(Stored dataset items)
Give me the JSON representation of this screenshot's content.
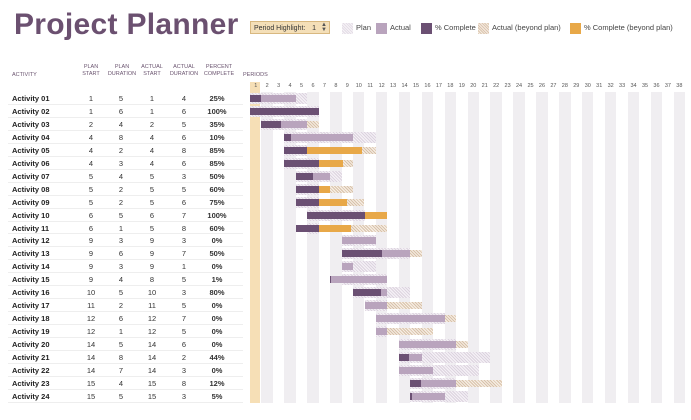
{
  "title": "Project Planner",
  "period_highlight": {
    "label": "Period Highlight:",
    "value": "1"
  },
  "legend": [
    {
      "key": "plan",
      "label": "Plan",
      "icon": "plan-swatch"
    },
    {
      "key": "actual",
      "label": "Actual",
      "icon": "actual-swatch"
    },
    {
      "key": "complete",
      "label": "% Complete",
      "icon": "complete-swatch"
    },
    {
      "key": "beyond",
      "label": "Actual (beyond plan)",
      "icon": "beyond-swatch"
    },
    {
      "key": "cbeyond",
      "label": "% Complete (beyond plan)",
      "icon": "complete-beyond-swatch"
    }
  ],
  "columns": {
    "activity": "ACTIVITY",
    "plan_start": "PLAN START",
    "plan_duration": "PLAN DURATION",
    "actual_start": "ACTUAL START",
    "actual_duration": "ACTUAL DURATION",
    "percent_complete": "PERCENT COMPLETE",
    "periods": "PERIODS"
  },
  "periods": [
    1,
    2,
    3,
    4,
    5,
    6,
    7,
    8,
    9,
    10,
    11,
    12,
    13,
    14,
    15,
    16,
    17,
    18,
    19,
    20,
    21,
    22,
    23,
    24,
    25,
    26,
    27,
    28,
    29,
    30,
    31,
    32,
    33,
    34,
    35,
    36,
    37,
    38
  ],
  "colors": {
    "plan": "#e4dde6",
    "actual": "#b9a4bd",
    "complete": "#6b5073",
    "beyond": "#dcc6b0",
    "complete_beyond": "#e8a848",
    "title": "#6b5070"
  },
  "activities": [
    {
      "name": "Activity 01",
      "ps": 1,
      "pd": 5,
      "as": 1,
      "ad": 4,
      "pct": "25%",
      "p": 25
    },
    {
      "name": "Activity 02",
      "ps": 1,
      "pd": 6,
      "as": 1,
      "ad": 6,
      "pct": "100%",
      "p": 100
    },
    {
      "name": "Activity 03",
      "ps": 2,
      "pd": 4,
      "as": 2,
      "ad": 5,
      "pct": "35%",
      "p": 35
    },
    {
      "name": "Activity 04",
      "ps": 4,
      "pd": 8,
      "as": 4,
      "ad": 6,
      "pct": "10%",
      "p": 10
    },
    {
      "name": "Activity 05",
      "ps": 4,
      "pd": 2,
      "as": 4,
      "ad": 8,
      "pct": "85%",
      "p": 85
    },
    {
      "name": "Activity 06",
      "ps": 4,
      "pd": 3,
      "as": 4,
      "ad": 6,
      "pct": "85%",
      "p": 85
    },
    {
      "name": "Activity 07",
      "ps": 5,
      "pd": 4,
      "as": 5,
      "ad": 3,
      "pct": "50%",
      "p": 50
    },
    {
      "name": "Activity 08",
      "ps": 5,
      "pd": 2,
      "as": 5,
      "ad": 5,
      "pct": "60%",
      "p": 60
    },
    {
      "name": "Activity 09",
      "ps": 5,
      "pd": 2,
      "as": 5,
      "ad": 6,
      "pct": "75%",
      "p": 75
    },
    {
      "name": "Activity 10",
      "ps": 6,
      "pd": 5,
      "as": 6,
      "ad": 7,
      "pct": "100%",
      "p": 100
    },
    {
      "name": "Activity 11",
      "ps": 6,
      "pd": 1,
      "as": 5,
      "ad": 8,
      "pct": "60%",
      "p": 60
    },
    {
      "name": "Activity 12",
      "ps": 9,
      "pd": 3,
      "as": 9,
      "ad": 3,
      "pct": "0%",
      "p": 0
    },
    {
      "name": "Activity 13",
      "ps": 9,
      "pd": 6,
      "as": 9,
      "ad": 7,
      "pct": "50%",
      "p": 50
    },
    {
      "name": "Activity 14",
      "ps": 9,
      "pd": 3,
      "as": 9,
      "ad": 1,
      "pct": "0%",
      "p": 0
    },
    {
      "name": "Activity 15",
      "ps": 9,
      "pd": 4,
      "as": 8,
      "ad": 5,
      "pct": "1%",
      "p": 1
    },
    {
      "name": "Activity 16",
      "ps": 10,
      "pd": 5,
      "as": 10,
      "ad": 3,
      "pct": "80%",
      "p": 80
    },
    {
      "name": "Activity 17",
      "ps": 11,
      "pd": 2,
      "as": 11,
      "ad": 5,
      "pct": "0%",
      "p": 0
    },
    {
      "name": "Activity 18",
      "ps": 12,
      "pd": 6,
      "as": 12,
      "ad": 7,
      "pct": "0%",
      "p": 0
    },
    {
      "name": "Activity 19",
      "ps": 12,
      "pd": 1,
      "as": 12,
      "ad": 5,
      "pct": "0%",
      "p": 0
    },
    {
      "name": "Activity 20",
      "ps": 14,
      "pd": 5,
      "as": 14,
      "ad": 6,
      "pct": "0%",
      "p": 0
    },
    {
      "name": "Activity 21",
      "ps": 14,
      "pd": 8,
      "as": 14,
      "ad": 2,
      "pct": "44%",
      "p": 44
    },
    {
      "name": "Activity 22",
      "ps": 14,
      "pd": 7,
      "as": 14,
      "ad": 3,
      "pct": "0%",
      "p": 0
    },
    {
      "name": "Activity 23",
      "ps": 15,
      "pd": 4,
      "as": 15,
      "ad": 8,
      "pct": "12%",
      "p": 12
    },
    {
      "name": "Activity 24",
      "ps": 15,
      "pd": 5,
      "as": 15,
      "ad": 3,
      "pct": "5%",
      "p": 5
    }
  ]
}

* * *

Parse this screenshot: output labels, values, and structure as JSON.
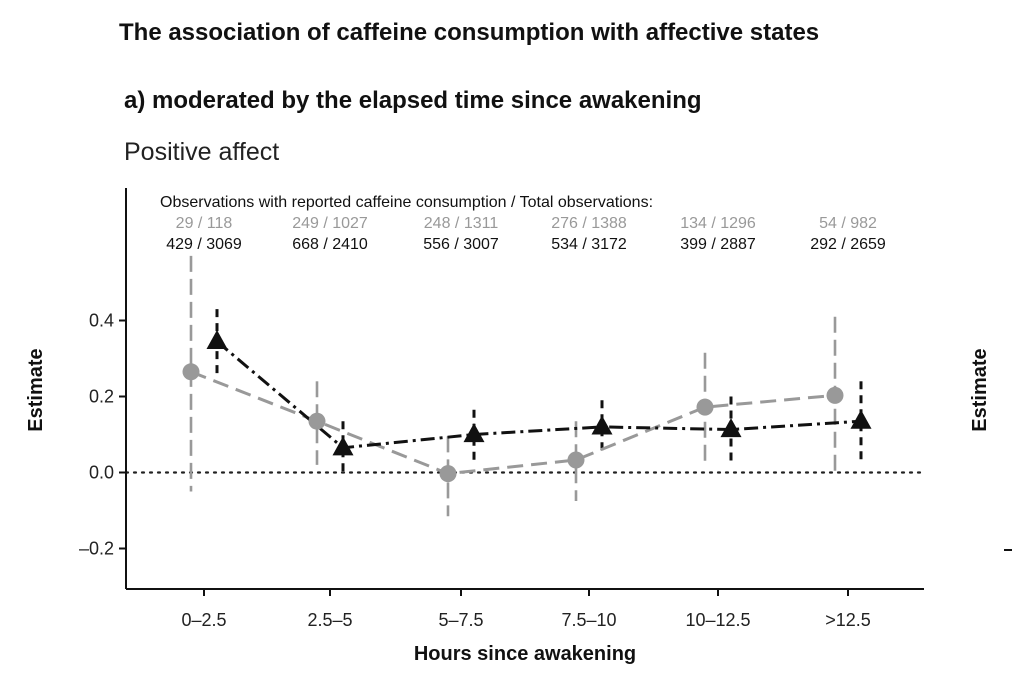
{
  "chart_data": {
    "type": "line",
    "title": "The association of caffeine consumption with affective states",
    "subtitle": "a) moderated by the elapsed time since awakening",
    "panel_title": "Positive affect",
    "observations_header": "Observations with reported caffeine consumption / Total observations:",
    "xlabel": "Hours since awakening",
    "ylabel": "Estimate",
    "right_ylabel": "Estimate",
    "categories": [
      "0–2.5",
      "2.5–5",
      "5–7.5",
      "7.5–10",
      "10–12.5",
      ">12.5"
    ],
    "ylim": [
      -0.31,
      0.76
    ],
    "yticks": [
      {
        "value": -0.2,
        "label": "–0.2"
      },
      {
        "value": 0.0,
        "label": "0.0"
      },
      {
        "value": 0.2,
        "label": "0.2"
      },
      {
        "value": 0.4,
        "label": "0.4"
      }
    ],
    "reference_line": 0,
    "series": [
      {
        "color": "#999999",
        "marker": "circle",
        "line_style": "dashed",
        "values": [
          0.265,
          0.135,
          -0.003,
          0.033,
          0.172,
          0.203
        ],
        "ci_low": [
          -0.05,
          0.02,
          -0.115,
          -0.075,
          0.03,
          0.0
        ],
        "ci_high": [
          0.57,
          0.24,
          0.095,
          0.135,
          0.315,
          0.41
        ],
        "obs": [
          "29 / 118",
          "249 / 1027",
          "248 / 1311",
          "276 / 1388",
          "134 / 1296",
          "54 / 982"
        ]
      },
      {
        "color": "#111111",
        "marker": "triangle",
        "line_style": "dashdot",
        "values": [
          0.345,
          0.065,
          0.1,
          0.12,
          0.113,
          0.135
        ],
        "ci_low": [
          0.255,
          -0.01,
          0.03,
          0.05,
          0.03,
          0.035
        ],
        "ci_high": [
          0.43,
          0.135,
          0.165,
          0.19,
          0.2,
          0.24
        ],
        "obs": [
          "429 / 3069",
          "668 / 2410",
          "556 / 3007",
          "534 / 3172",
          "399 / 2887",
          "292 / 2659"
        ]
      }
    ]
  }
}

--

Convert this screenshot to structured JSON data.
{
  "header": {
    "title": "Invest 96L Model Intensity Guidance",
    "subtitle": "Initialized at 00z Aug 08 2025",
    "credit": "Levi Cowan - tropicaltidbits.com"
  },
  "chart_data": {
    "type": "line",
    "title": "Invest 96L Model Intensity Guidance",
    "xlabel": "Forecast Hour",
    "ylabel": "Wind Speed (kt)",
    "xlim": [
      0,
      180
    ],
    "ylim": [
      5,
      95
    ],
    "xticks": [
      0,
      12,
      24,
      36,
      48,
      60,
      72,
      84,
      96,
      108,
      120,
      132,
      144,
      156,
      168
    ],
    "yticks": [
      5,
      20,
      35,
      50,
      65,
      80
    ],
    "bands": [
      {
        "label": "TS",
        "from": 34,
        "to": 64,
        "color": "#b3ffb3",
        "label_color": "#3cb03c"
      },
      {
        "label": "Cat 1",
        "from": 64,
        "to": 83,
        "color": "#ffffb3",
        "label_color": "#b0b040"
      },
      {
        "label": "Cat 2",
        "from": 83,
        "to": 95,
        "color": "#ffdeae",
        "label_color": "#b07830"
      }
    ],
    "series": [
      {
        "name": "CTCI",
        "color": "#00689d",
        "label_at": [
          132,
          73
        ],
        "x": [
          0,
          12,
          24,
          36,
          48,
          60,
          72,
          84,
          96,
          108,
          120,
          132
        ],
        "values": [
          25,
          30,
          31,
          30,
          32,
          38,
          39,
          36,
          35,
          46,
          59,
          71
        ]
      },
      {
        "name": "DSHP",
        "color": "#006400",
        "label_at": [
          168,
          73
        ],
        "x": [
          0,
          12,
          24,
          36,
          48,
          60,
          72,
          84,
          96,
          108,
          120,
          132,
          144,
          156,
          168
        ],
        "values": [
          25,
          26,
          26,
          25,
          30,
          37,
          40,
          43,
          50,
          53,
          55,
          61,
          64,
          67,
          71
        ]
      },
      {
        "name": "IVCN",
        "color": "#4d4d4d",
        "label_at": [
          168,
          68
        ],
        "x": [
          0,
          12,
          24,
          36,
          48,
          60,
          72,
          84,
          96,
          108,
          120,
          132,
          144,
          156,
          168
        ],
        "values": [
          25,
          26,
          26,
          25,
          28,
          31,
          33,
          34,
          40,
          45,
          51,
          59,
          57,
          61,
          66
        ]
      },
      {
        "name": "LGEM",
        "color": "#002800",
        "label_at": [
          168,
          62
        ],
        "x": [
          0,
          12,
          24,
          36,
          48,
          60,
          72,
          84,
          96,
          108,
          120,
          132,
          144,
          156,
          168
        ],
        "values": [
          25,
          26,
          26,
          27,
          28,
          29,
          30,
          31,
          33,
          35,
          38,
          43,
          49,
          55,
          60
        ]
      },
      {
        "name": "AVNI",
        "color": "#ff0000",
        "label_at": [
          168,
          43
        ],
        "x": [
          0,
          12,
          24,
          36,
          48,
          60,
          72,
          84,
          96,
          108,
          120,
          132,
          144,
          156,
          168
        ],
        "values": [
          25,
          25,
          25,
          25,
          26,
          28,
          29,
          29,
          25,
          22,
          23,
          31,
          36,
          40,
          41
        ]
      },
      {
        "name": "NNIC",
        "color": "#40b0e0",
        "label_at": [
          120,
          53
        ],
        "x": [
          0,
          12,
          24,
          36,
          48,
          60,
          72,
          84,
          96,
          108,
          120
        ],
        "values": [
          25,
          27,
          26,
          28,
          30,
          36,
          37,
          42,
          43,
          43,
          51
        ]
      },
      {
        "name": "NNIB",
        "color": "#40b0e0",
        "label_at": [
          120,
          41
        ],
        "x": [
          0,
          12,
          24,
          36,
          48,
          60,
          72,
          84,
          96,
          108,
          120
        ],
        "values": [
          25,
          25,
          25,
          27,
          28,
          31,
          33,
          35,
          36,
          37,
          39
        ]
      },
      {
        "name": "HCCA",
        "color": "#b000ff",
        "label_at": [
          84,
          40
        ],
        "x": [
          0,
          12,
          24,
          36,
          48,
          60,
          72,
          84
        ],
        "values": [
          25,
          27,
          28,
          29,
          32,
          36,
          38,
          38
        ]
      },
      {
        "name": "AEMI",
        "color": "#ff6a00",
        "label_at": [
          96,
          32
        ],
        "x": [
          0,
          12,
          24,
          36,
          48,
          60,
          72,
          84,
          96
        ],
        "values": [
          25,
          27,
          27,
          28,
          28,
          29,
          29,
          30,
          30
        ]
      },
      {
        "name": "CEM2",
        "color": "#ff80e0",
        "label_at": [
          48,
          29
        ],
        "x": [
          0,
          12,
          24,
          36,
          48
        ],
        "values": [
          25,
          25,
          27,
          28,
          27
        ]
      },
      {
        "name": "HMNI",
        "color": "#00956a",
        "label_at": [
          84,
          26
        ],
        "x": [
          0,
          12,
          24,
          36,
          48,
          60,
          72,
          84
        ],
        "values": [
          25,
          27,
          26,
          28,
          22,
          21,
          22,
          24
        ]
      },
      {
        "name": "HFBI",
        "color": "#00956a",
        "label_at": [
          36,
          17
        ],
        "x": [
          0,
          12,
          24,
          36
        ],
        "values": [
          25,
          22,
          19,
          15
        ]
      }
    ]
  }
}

| Brief |
From the records given above, copy all lines containing "icon".

| Answer to this problem |
      "icon": "plan-swatch"
      "icon": "actual-swatch"
      "icon": "complete-swatch"
      "icon": "beyond-swatch"
      "icon": "complete-beyond-swatch"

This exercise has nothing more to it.